Entries:
• • • • • • •
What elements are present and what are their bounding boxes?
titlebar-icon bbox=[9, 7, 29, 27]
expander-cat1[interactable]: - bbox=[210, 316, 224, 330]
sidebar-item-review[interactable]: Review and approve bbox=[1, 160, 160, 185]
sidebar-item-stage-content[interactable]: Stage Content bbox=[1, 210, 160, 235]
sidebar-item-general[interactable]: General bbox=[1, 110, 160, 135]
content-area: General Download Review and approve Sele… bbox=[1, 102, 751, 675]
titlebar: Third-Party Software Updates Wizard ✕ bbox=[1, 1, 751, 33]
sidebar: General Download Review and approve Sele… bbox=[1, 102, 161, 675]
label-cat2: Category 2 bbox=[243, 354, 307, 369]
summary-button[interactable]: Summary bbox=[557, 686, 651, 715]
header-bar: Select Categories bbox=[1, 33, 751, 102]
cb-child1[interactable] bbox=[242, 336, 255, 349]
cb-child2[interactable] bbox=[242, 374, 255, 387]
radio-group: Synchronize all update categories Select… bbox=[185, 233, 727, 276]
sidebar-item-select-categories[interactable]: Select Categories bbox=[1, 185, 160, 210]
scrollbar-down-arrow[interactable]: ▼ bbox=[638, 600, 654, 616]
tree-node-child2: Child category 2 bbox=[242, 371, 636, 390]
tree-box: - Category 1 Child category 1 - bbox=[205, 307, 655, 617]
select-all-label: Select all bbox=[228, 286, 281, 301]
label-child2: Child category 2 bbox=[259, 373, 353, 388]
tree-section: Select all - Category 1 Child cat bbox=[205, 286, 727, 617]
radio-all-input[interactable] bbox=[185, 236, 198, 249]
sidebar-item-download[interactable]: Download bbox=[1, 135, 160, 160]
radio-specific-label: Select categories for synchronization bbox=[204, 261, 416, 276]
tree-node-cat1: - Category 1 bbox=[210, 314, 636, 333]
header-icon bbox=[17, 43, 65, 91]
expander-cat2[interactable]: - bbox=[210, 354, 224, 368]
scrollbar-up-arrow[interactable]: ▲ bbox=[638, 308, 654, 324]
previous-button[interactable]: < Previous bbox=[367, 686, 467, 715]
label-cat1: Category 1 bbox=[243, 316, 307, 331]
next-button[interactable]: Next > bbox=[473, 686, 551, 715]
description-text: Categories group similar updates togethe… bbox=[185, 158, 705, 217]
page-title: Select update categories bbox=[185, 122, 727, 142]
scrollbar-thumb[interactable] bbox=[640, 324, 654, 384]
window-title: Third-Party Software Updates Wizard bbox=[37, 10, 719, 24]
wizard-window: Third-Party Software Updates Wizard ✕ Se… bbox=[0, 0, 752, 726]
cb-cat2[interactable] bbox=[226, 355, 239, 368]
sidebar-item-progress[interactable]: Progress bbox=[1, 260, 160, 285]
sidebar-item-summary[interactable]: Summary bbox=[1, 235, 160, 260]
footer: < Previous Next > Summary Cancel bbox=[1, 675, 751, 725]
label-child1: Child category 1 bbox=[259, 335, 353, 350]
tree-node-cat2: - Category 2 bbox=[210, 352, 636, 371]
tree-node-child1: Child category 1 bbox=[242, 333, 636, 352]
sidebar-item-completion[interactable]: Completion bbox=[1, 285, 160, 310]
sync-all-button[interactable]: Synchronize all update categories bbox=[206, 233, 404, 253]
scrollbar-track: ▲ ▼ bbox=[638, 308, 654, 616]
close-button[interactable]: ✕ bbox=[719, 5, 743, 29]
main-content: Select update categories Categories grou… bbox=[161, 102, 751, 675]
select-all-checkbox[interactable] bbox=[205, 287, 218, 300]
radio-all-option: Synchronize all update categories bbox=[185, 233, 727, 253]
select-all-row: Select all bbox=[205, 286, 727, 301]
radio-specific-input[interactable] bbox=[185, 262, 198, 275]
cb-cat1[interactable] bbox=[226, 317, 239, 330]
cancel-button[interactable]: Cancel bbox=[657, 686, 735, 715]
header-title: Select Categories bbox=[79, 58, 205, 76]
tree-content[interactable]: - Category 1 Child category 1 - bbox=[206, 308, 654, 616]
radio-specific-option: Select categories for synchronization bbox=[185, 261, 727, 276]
• • • • • • •
Task statement:
Starting at the beginning of the items and ending with the line that contains "header-bar: Select Categories", format every line as one string in a JSON list, skipping any blank lines.

Solution to the problem:
[
  "What elements are present and what are their bounding boxes?",
  "titlebar-icon bbox=[9, 7, 29, 27]",
  "expander-cat1[interactable]: - bbox=[210, 316, 224, 330]",
  "sidebar-item-review[interactable]: Review and approve bbox=[1, 160, 160, 185]",
  "sidebar-item-stage-content[interactable]: Stage Content bbox=[1, 210, 160, 235]",
  "sidebar-item-general[interactable]: General bbox=[1, 110, 160, 135]",
  "content-area: General Download Review and approve Sele… bbox=[1, 102, 751, 675]",
  "titlebar: Third-Party Software Updates Wizard ✕ bbox=[1, 1, 751, 33]",
  "sidebar: General Download Review and approve Sele… bbox=[1, 102, 161, 675]",
  "label-cat2: Category 2 bbox=[243, 354, 307, 369]",
  "summary-button[interactable]: Summary bbox=[557, 686, 651, 715]",
  "header-bar: Select Categories bbox=[1, 33, 751, 102]"
]